#### DIRECTIONS:
Set down the full listing exactly, character for character.

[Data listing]
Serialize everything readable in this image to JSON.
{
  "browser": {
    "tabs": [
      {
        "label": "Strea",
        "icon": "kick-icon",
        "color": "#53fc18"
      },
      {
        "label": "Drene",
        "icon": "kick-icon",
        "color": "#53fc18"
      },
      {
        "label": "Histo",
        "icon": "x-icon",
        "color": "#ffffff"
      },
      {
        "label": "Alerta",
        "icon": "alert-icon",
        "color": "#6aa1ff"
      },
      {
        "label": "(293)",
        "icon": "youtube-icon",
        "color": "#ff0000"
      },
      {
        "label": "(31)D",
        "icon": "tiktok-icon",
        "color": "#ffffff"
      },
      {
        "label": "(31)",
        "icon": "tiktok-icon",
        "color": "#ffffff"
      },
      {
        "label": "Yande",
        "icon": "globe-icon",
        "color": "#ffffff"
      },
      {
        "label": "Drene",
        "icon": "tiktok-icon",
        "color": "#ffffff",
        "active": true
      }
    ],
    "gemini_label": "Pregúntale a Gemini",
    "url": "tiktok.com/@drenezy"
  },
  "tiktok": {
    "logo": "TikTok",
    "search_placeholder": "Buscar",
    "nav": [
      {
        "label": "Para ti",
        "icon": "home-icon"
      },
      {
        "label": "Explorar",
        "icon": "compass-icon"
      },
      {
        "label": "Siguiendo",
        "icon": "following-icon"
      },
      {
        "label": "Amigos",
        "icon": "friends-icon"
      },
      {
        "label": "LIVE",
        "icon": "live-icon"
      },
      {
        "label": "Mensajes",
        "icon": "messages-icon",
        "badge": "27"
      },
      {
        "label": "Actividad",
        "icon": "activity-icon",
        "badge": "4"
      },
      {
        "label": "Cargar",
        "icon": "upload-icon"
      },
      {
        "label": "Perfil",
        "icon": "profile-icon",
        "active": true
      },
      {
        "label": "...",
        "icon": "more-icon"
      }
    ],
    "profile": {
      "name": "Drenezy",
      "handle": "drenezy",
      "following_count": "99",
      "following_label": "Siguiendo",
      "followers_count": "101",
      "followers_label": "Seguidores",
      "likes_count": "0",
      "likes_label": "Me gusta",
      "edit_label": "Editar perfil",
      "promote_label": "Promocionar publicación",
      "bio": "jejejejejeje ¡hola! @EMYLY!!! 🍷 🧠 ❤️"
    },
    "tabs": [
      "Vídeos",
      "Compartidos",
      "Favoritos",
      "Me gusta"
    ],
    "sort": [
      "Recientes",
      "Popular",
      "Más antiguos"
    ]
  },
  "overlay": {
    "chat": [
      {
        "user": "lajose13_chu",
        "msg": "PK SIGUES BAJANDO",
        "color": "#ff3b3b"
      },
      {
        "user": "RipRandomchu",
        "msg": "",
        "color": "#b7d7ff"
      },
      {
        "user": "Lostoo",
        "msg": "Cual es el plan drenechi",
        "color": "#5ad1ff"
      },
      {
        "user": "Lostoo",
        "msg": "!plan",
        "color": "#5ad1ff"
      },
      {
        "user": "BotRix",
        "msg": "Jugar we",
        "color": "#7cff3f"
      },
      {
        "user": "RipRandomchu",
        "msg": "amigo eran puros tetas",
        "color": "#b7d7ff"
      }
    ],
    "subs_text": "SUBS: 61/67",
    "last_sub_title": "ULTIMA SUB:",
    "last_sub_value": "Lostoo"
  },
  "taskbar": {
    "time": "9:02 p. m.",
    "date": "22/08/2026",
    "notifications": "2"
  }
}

#### SOLVED EXERCISE:
Serialize everything readable in this image to JSON.
{
  "browser": {
    "tabs": [
      {
        "label": "Strea",
        "icon": "kick-icon",
        "color": "#53fc18"
      },
      {
        "label": "Drene",
        "icon": "kick-icon",
        "color": "#53fc18"
      },
      {
        "label": "Histo",
        "icon": "x-icon",
        "color": "#ffffff"
      },
      {
        "label": "Alerta",
        "icon": "alert-icon",
        "color": "#6aa1ff"
      },
      {
        "label": "(293)",
        "icon": "youtube-icon",
        "color": "#ff0000"
      },
      {
        "label": "(31)D",
        "icon": "tiktok-icon",
        "color": "#ffffff"
      },
      {
        "label": "(31)",
        "icon": "tiktok-icon",
        "color": "#ffffff"
      },
      {
        "label": "Yande",
        "icon": "globe-icon",
        "color": "#ffffff"
      },
      {
        "label": "Drene",
        "icon": "tiktok-icon",
        "color": "#ffffff",
        "active": true
      }
    ],
    "gemini_label": "Pregúntale a Gemini",
    "url": "tiktok.com/@drenezy"
  },
  "tiktok": {
    "logo": "TikTok",
    "search_placeholder": "Buscar",
    "nav": [
      {
        "label": "Para ti",
        "icon": "home-icon"
      },
      {
        "label": "Explorar",
        "icon": "compass-icon"
      },
      {
        "label": "Siguiendo",
        "icon": "following-icon"
      },
      {
        "label": "Amigos",
        "icon": "friends-icon"
      },
      {
        "label": "LIVE",
        "icon": "live-icon"
      },
      {
        "label": "Mensajes",
        "icon": "messages-icon",
        "badge": "27"
      },
      {
        "label": "Actividad",
        "icon": "activity-icon",
        "badge": "4"
      },
      {
        "label": "Cargar",
        "icon": "upload-icon"
      },
      {
        "label": "Perfil",
        "icon": "profile-icon",
        "active": true
      },
      {
        "label": "...",
        "icon": "more-icon"
      }
    ],
    "profile": {
      "name": "Drenezy",
      "handle": "drenezy",
      "following_count": "99",
      "following_label": "Siguiendo",
      "followers_count": "101",
      "followers_label": "Seguidores",
      "likes_count": "0",
      "likes_label": "Me gusta",
      "edit_label": "Editar perfil",
      "promote_label": "Promocionar publicación",
      "bio": "jejejejejeje ¡hola! @EMYLY!!! 🍷 🧠 ❤️"
    },
    "tabs": [
      "Vídeos",
      "Compartidos",
      "Favoritos",
      "Me gusta"
    ],
    "sort": [
      "Recientes",
      "Popular",
      "Más antiguos"
    ]
  },
  "overlay": {
    "chat": [
      {
        "user": "lajose13_chu",
        "msg": "PK SIGUES BAJANDO",
        "color": "#ff3b3b"
      },
      {
        "user": "RipRandomchu",
        "msg": "",
        "color": "#b7d7ff"
      },
      {
        "user": "Lostoo",
        "msg": "Cual es el plan drenechi",
        "color": "#5ad1ff"
      },
      {
        "user": "Lostoo",
        "msg": "!plan",
        "color": "#5ad1ff"
      },
      {
        "user": "BotRix",
        "msg": "Jugar we",
        "color": "#7cff3f"
      },
      {
        "user": "RipRandomchu",
        "msg": "amigo eran puros tetas",
        "color": "#b7d7ff"
      }
    ],
    "subs_text": "SUBS: 61/67",
    "last_sub_title": "ULTIMA SUB:",
    "last_sub_value": "Lostoo"
  },
  "taskbar": {
    "time": "9:02 p. m.",
    "date": "22/08/2026",
    "notifications": "2"
  }
}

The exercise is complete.